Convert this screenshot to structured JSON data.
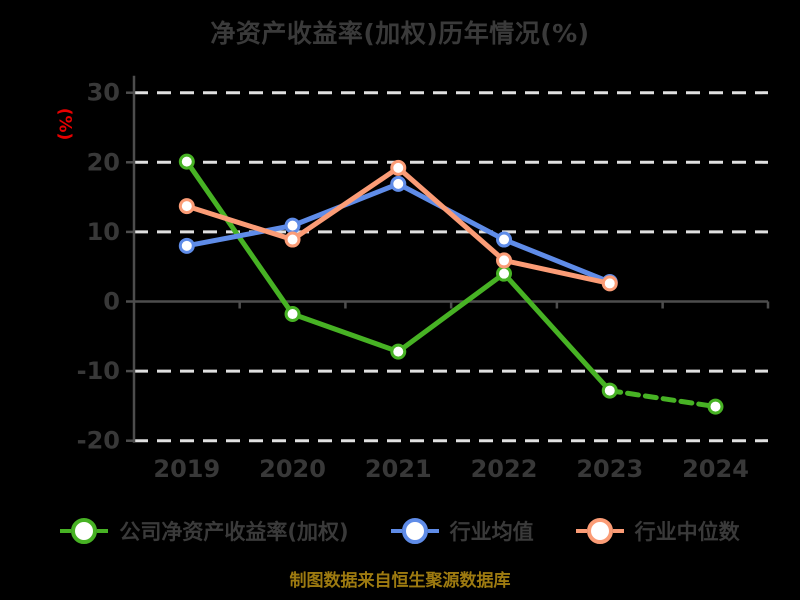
{
  "title": "净资产收益率(加权)历年情况(%)",
  "source_note": "制图数据来自恒生聚源数据库",
  "colors": {
    "background": "#000000",
    "title_text": "#3a3a3a",
    "axis_line": "#4d4d4d",
    "tick_label_text": "#383838",
    "gridline": "#e0e0e0",
    "ylabel_red": "#e60000",
    "source_note_gold": "#9d7a10",
    "company_green": "#47b224",
    "industry_avg_blue": "#5f8ce8",
    "industry_median_orange": "#fb9c76"
  },
  "chart_data": {
    "type": "line",
    "title": "净资产收益率(加权)历年情况(%)",
    "ylabel": "(%)",
    "xlabel": "",
    "categories": [
      "2019",
      "2020",
      "2021",
      "2022",
      "2023",
      "2024"
    ],
    "yticks": [
      30,
      20,
      10,
      0,
      -10,
      -20
    ],
    "ylim": [
      -20,
      30
    ],
    "grid": "horizontal dashed gridlines, solid zero axis line",
    "legend_position": "bottom",
    "marker_style": "white-filled circles with colored ring",
    "series": [
      {
        "name": "公司净资产收益率(加权)",
        "color": "#47b224",
        "values": [
          20.1,
          -1.8,
          -7.2,
          4.0,
          -12.8,
          -15.1
        ],
        "last_segment_dashed": true
      },
      {
        "name": "行业均值",
        "color": "#5f8ce8",
        "values": [
          8.0,
          10.9,
          16.9,
          8.9,
          2.8,
          null
        ],
        "last_segment_dashed": false
      },
      {
        "name": "行业中位数",
        "color": "#fb9c76",
        "values": [
          13.7,
          8.9,
          19.2,
          5.9,
          2.6,
          null
        ],
        "last_segment_dashed": false
      }
    ]
  }
}
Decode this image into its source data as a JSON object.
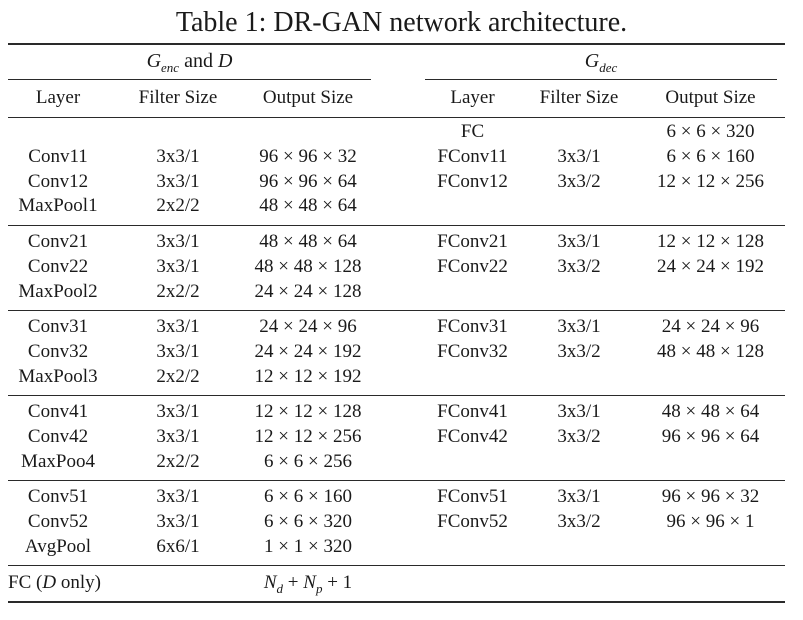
{
  "caption": "Table 1: DR-GAN network architecture.",
  "headers": {
    "enc": "G_enc and D",
    "dec": "G_dec",
    "layer": "Layer",
    "filter": "Filter Size",
    "output": "Output Size"
  },
  "blocks": [
    {
      "enc": [
        [
          "",
          "",
          ""
        ],
        [
          "Conv11",
          "3x3/1",
          "96 × 96 × 32"
        ],
        [
          "Conv12",
          "3x3/1",
          "96 × 96 × 64"
        ],
        [
          "MaxPool1",
          "2x2/2",
          "48 × 48 × 64"
        ]
      ],
      "dec": [
        [
          "FC",
          "",
          "6 × 6 × 320"
        ],
        [
          "FConv11",
          "3x3/1",
          "6 × 6 × 160"
        ],
        [
          "FConv12",
          "3x3/2",
          "12 × 12 × 256"
        ],
        [
          "",
          "",
          ""
        ]
      ]
    },
    {
      "enc": [
        [
          "Conv21",
          "3x3/1",
          "48 × 48 × 64"
        ],
        [
          "Conv22",
          "3x3/1",
          "48 × 48 × 128"
        ],
        [
          "MaxPool2",
          "2x2/2",
          "24 × 24 × 128"
        ]
      ],
      "dec": [
        [
          "FConv21",
          "3x3/1",
          "12 × 12 × 128"
        ],
        [
          "FConv22",
          "3x3/2",
          "24 × 24 × 192"
        ],
        [
          "",
          "",
          ""
        ]
      ]
    },
    {
      "enc": [
        [
          "Conv31",
          "3x3/1",
          "24 × 24 × 96"
        ],
        [
          "Conv32",
          "3x3/1",
          "24 × 24 × 192"
        ],
        [
          "MaxPool3",
          "2x2/2",
          "12 × 12 × 192"
        ]
      ],
      "dec": [
        [
          "FConv31",
          "3x3/1",
          "24 × 24 × 96"
        ],
        [
          "FConv32",
          "3x3/2",
          "48 × 48 × 128"
        ],
        [
          "",
          "",
          ""
        ]
      ]
    },
    {
      "enc": [
        [
          "Conv41",
          "3x3/1",
          "12 × 12 × 128"
        ],
        [
          "Conv42",
          "3x3/1",
          "12 × 12 × 256"
        ],
        [
          "MaxPoo4",
          "2x2/2",
          "6 × 6 × 256"
        ]
      ],
      "dec": [
        [
          "FConv41",
          "3x3/1",
          "48 × 48 × 64"
        ],
        [
          "FConv42",
          "3x3/2",
          "96 × 96 × 64"
        ],
        [
          "",
          "",
          ""
        ]
      ]
    },
    {
      "enc": [
        [
          "Conv51",
          "3x3/1",
          "6 × 6 × 160"
        ],
        [
          "Conv52",
          "3x3/1",
          "6 × 6 × 320"
        ],
        [
          "AvgPool",
          "6x6/1",
          "1 × 1 × 320"
        ]
      ],
      "dec": [
        [
          "FConv51",
          "3x3/1",
          "96 × 96 × 32"
        ],
        [
          "FConv52",
          "3x3/2",
          "96 × 96 × 1"
        ],
        [
          "",
          "",
          ""
        ]
      ]
    }
  ],
  "fc_row": {
    "label": "FC (D only)",
    "output": "N_d + N_p + 1"
  }
}
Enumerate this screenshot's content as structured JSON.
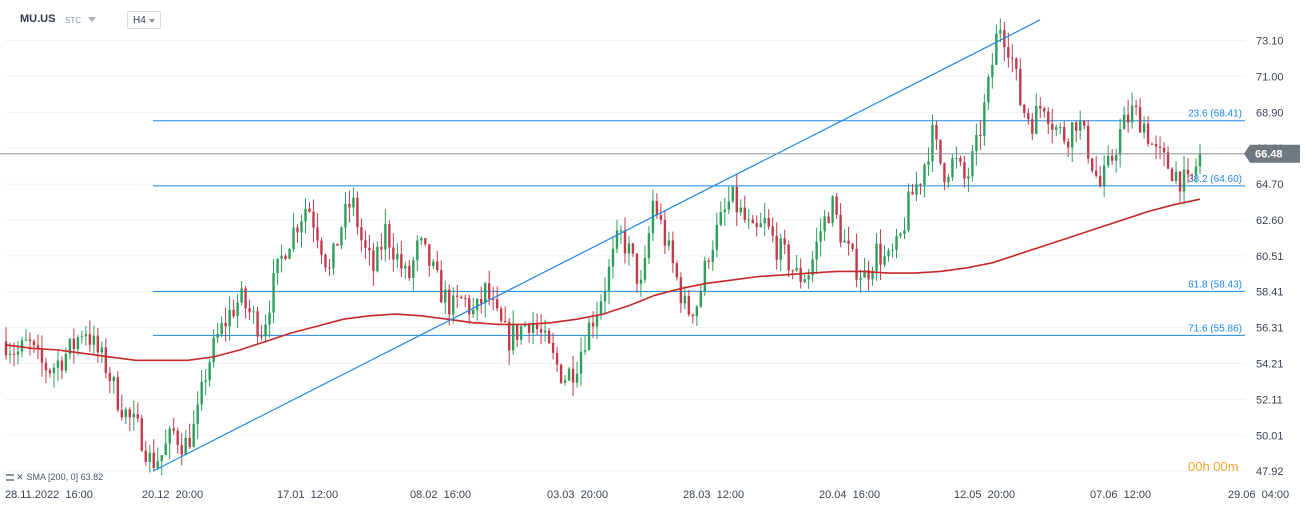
{
  "header": {
    "symbol": "MU.US",
    "instrument_type": "STC",
    "timeframe": "H4"
  },
  "indicator": {
    "label": "SMA [200, 0]",
    "value": "63.82"
  },
  "timer": "00h 00m",
  "colors": {
    "up": "#2e9e5b",
    "down": "#c23b4c",
    "sma": "#c62828",
    "fib": "#1e88e5",
    "price_tag": "#6f7780"
  },
  "chart_data": {
    "type": "candlestick",
    "title": "",
    "ylim": [
      47.4,
      75.0
    ],
    "current_price": 66.48,
    "price_axis_ticks": [
      "73.10",
      "71.00",
      "68.90",
      "66.80",
      "64.70",
      "62.60",
      "60.51",
      "58.41",
      "56.31",
      "54.21",
      "52.11",
      "50.01",
      "47.92"
    ],
    "time_axis_ticks": [
      "28.11.2022  16:00",
      "20.12  20:00",
      "17.01  12:00",
      "08.02  16:00",
      "03.03  20:00",
      "28.03  12:00",
      "20.04  16:00",
      "12.05  20:00",
      "07.06  12:00",
      "29.06  04:00"
    ],
    "fibonacci_levels": [
      {
        "label": "23.6 (68.41)",
        "value": 68.41
      },
      {
        "label": "38.2 (64.60)",
        "value": 64.6
      },
      {
        "label": "61.8 (58.43)",
        "value": 58.43
      },
      {
        "label": "71.6 (55.86)",
        "value": 55.86
      }
    ],
    "trendline": {
      "from_price": 47.92,
      "to_price": 74.3
    },
    "price_path": [
      55.5,
      54.8,
      55.4,
      54.2,
      53.9,
      54.5,
      55.2,
      56.4,
      55.1,
      54.0,
      52.2,
      51.0,
      50.2,
      48.4,
      48.9,
      50.2,
      49.4,
      50.6,
      54.0,
      55.8,
      57.1,
      58.0,
      57.0,
      56.2,
      58.9,
      61.0,
      62.3,
      63.6,
      61.8,
      59.5,
      62.2,
      63.8,
      61.0,
      59.6,
      62.0,
      60.5,
      59.0,
      61.2,
      60.0,
      58.4,
      57.4,
      58.0,
      57.0,
      58.5,
      56.8,
      55.6,
      56.2,
      56.8,
      55.8,
      54.5,
      53.4,
      54.0,
      56.0,
      57.5,
      59.5,
      61.8,
      60.5,
      58.4,
      63.8,
      61.6,
      59.4,
      57.2,
      57.8,
      60.8,
      62.4,
      63.9,
      62.8,
      61.6,
      62.4,
      61.1,
      60.3,
      59.2,
      59.6,
      62.0,
      63.6,
      61.4,
      60.0,
      59.3,
      60.8,
      60.1,
      61.1,
      63.8,
      65.2,
      67.6,
      65.4,
      66.1,
      64.8,
      66.9,
      70.2,
      74.2,
      72.6,
      69.2,
      68.4,
      69.6,
      68.0,
      67.4,
      68.6,
      66.7,
      64.5,
      66.0,
      68.0,
      69.0,
      68.2,
      66.5,
      65.9,
      65.2,
      64.5,
      66.48
    ],
    "sma_200_path": [
      55.3,
      55.1,
      55.0,
      54.8,
      54.6,
      54.4,
      54.4,
      54.4,
      54.6,
      55.0,
      55.5,
      56.0,
      56.4,
      56.8,
      57.0,
      57.1,
      57.0,
      56.8,
      56.6,
      56.5,
      56.5,
      56.6,
      56.8,
      57.1,
      57.6,
      58.2,
      58.6,
      58.9,
      59.1,
      59.3,
      59.4,
      59.5,
      59.6,
      59.6,
      59.5,
      59.5,
      59.6,
      59.8,
      60.1,
      60.6,
      61.1,
      61.6,
      62.1,
      62.6,
      63.1,
      63.5,
      63.82
    ]
  }
}
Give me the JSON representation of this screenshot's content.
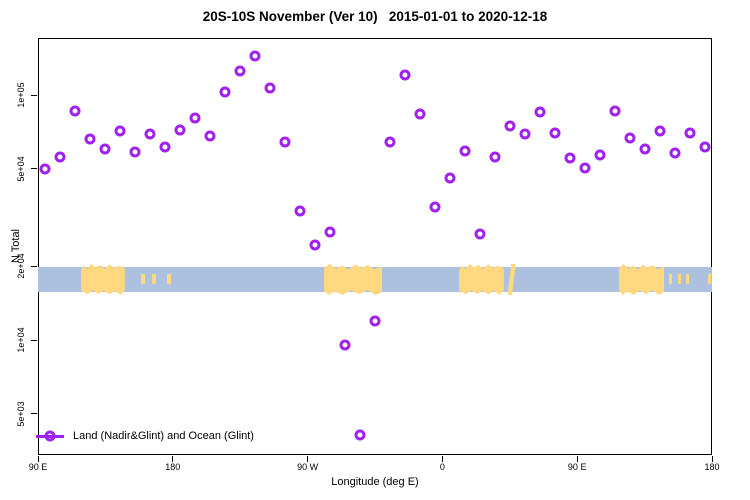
{
  "title": "20S-10S November (Ver 10)   2015-01-01 to 2020-12-18",
  "axes": {
    "x_label": "Longitude (deg E)",
    "y_label": "N Total",
    "x_ticks": [
      {
        "lon": 90,
        "label": "90 E"
      },
      {
        "lon": 180,
        "label": "180"
      },
      {
        "lon": 270,
        "label": "90 W"
      },
      {
        "lon": 360,
        "label": "0"
      },
      {
        "lon": 450,
        "label": "90 E"
      },
      {
        "lon": 540,
        "label": "180"
      }
    ],
    "y_ticks": [
      {
        "value": 100000,
        "label": "1e+05"
      },
      {
        "value": 50000,
        "label": "5e+04"
      },
      {
        "value": 20000,
        "label": "2e+04"
      },
      {
        "value": 10000,
        "label": "1e+04"
      },
      {
        "value": 5000,
        "label": "5e+03"
      }
    ]
  },
  "legend": {
    "label": "Land (Nadir&Glint) and Ocean (Glint)"
  },
  "colors": {
    "marker": "#A020F0",
    "ocean": "#ACC0DF",
    "land": "#FFD880",
    "axis": "#000000"
  },
  "map_band": {
    "description": "20S-10S latitude strip map: blue ocean, yellow land",
    "top_value": 19900,
    "bottom_value": 15700,
    "land_segments": [
      {
        "start": 118.5,
        "end": 148,
        "shape": "jag1"
      },
      {
        "start": 158.8,
        "end": 161.4,
        "shape": "dot"
      },
      {
        "start": 166.1,
        "end": 168.8,
        "shape": "dot"
      },
      {
        "start": 176.1,
        "end": 178.8,
        "shape": "dot"
      },
      {
        "start": 281,
        "end": 320,
        "shape": "jag2"
      },
      {
        "start": 371,
        "end": 401,
        "shape": "jag1"
      },
      {
        "start": 403.5,
        "end": 409,
        "shape": "sliver"
      },
      {
        "start": 478,
        "end": 508,
        "shape": "jag2"
      },
      {
        "start": 511.3,
        "end": 513.3,
        "shape": "dot"
      },
      {
        "start": 517.3,
        "end": 519.3,
        "shape": "dot"
      },
      {
        "start": 522.7,
        "end": 524.7,
        "shape": "dot"
      },
      {
        "start": 537.4,
        "end": 539.4,
        "shape": "dot"
      }
    ]
  },
  "chart_data": {
    "type": "scatter",
    "title": "20S-10S November (Ver 10)   2015-01-01 to 2020-12-18",
    "xlabel": "Longitude (deg E)",
    "ylabel": "N Total",
    "x_convention": "degrees east running continuously left-to-right from 90E (values above 180 wrap into the western hemisphere)",
    "xlim": [
      90,
      540
    ],
    "ylim_log10": [
      3.53,
      5.23
    ],
    "y_scale": "log",
    "grid": false,
    "legend_position": "bottom-left",
    "series": [
      {
        "name": "Land (Nadir&Glint) and Ocean (Glint)",
        "marker": "open-circle",
        "x": [
          95,
          105,
          115,
          125,
          135,
          145,
          155,
          165,
          175,
          185,
          195,
          205,
          215,
          225,
          235,
          245,
          255,
          265,
          275,
          285,
          295,
          305,
          315,
          325,
          335,
          345,
          355,
          365,
          375,
          385,
          395,
          405,
          415,
          425,
          435,
          445,
          455,
          465,
          475,
          485,
          495,
          505,
          515,
          525,
          535
        ],
        "y": [
          50000,
          56000,
          86000,
          66000,
          60000,
          71000,
          58500,
          69000,
          61500,
          72000,
          80500,
          68000,
          103000,
          125000,
          144000,
          107000,
          64000,
          33500,
          24500,
          27500,
          9500,
          4100,
          12000,
          64000,
          121000,
          84000,
          35000,
          46000,
          59000,
          27000,
          56000,
          75000,
          69000,
          85000,
          70000,
          55500,
          50500,
          57000,
          86000,
          67000,
          60000,
          71000,
          58000,
          70000,
          61500
        ]
      }
    ]
  }
}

__STATED GOAL__. List every line in the records above that contains the word "name".

__TASK ANSWER__.
        "name": "公司净资产收益率(加权)",
        "name": "行业均值",
        "name": "行业中位数",
        "name": "Land (Nadir&Glint) and Ocean (Glint)",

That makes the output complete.